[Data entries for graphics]
———

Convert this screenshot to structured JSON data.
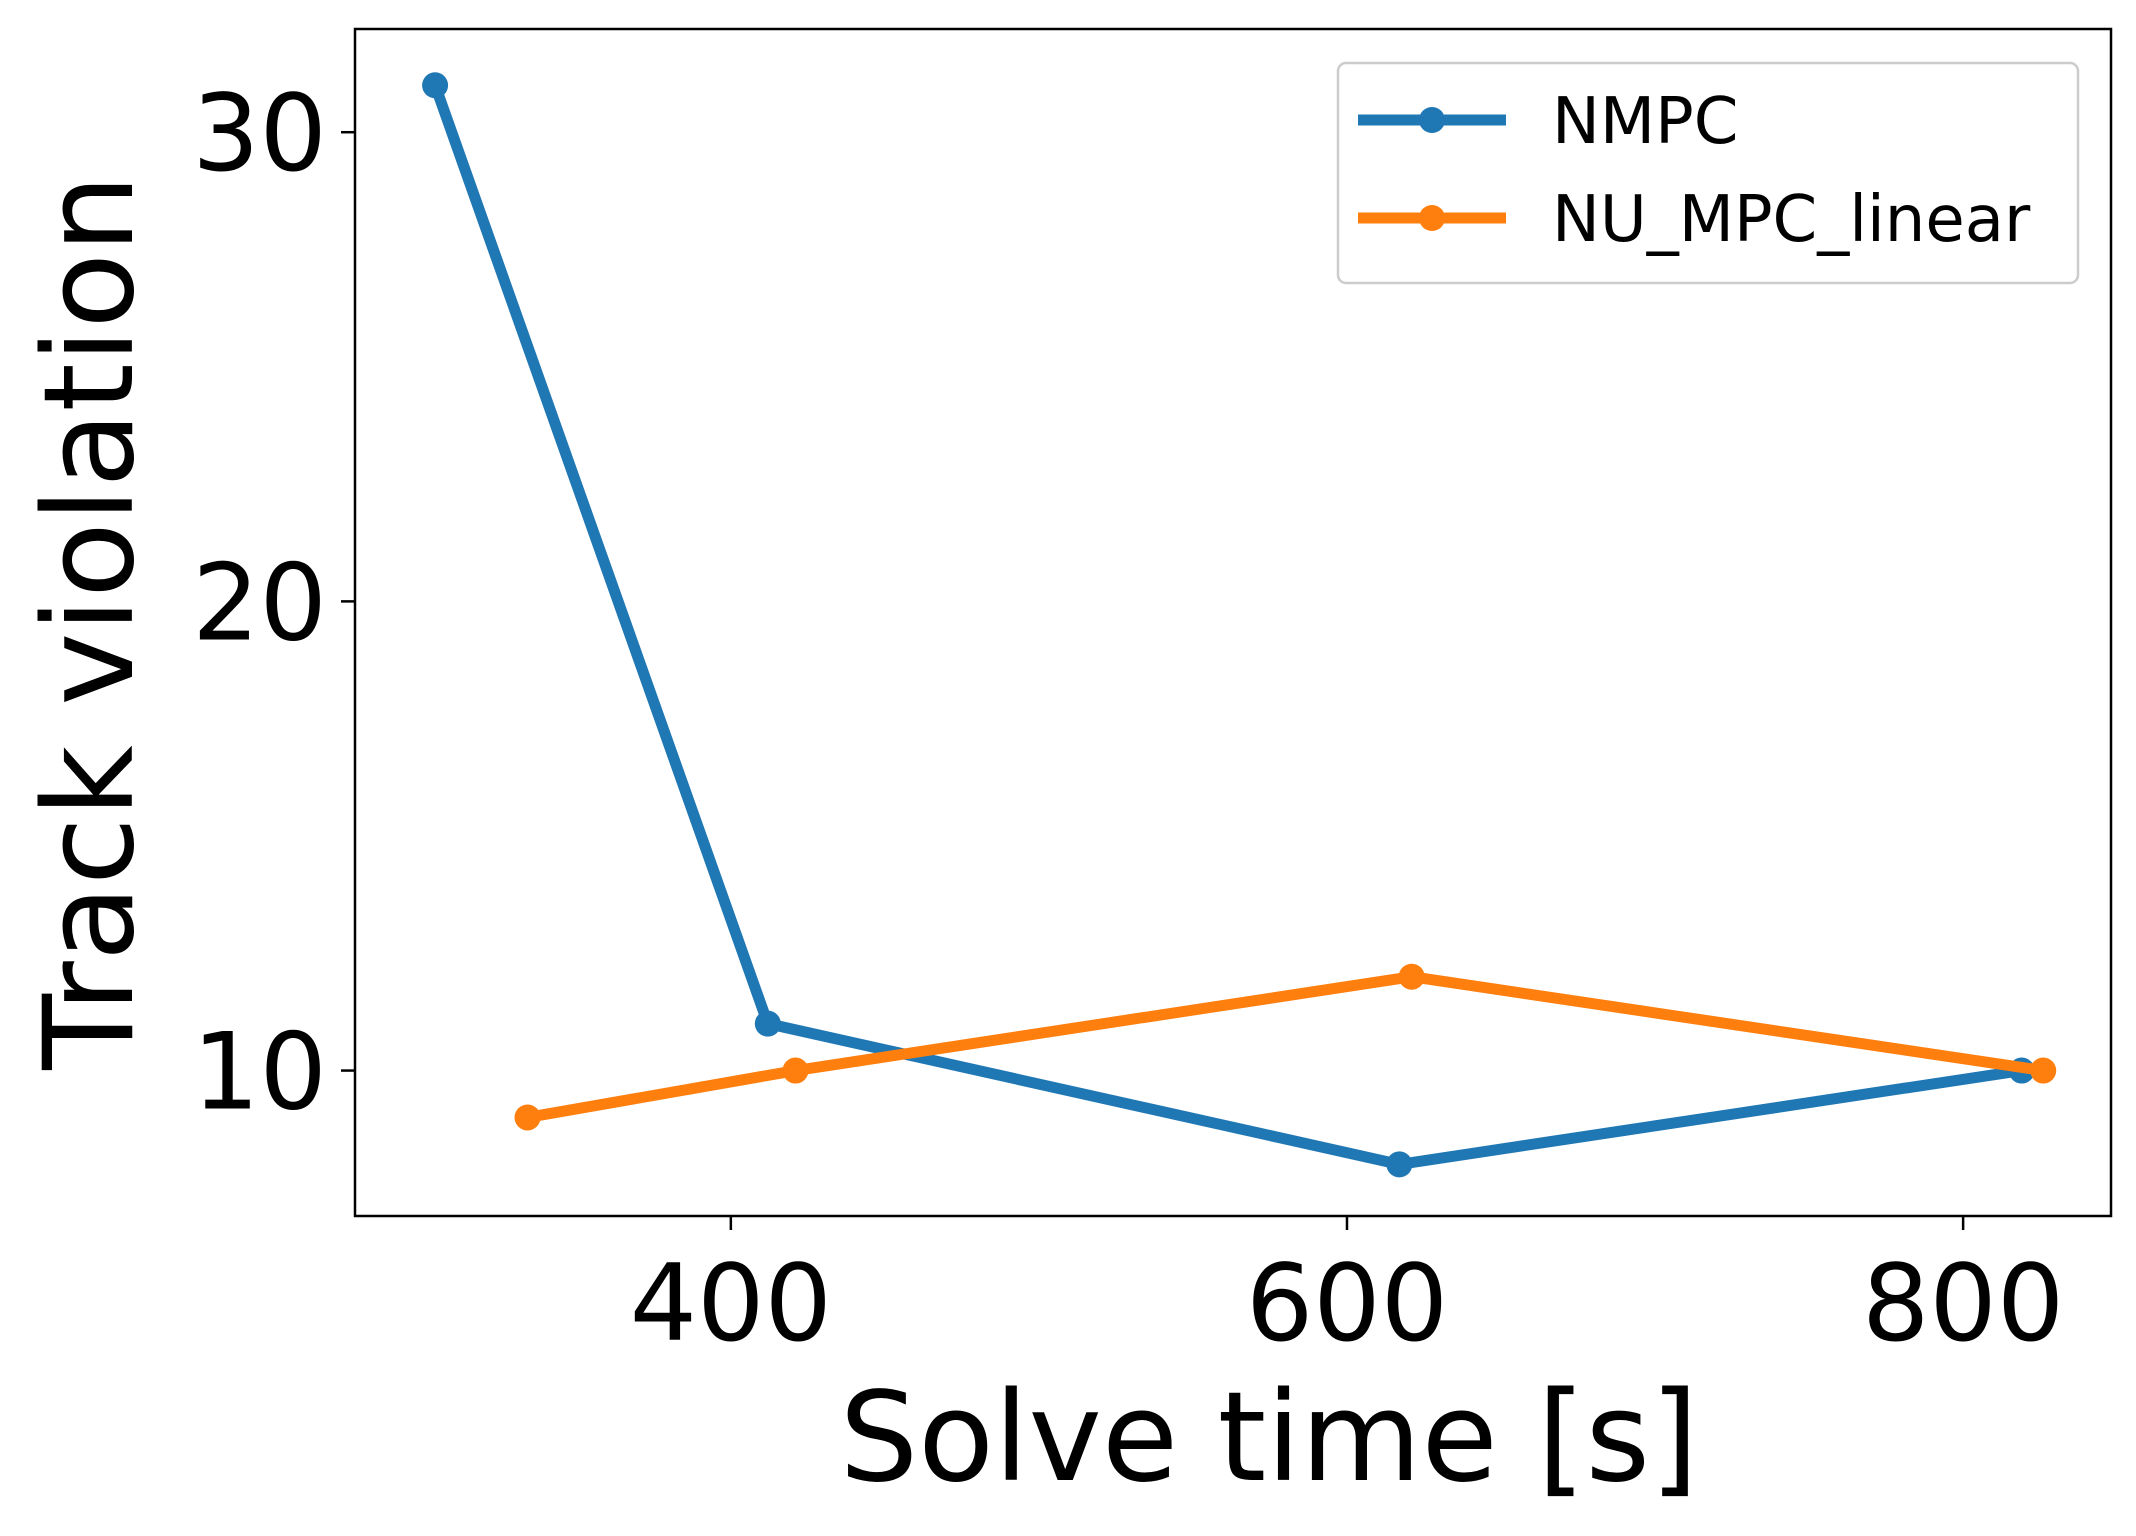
{
  "chart_data": {
    "type": "line",
    "title": "",
    "xlabel": "Solve time [s]",
    "ylabel": "Track violation",
    "xlim": [
      278,
      848
    ],
    "ylim": [
      6.9,
      32.2
    ],
    "xticks": [
      400,
      600,
      800
    ],
    "yticks": [
      10,
      20,
      30
    ],
    "xtick_labels": [
      "400",
      "600",
      "800"
    ],
    "ytick_labels": [
      "10",
      "20",
      "30"
    ],
    "grid": false,
    "legend_position": "top-right",
    "series": [
      {
        "name": "NMPC",
        "color": "#1f77b4",
        "marker": "circle",
        "x": [
          304,
          412,
          617,
          819
        ],
        "y": [
          31.0,
          11.0,
          8.0,
          10.0
        ]
      },
      {
        "name": "NU_MPC_linear",
        "color": "#ff7f0e",
        "marker": "circle",
        "x": [
          334,
          421,
          621,
          826
        ],
        "y": [
          9.0,
          10.0,
          12.0,
          10.0
        ]
      }
    ]
  }
}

———

• Exercise aim
Copy every record above exactly, leaving out any pictures.

• Finished answer
Convert this screenshot to structured JSON data.
{
  "chart_data": {
    "type": "line",
    "title": "",
    "xlabel": "Solve time [s]",
    "ylabel": "Track violation",
    "xlim": [
      278,
      848
    ],
    "ylim": [
      6.9,
      32.2
    ],
    "xticks": [
      400,
      600,
      800
    ],
    "yticks": [
      10,
      20,
      30
    ],
    "xtick_labels": [
      "400",
      "600",
      "800"
    ],
    "ytick_labels": [
      "10",
      "20",
      "30"
    ],
    "grid": false,
    "legend_position": "top-right",
    "series": [
      {
        "name": "NMPC",
        "color": "#1f77b4",
        "marker": "circle",
        "x": [
          304,
          412,
          617,
          819
        ],
        "y": [
          31.0,
          11.0,
          8.0,
          10.0
        ]
      },
      {
        "name": "NU_MPC_linear",
        "color": "#ff7f0e",
        "marker": "circle",
        "x": [
          334,
          421,
          621,
          826
        ],
        "y": [
          9.0,
          10.0,
          12.0,
          10.0
        ]
      }
    ]
  }
}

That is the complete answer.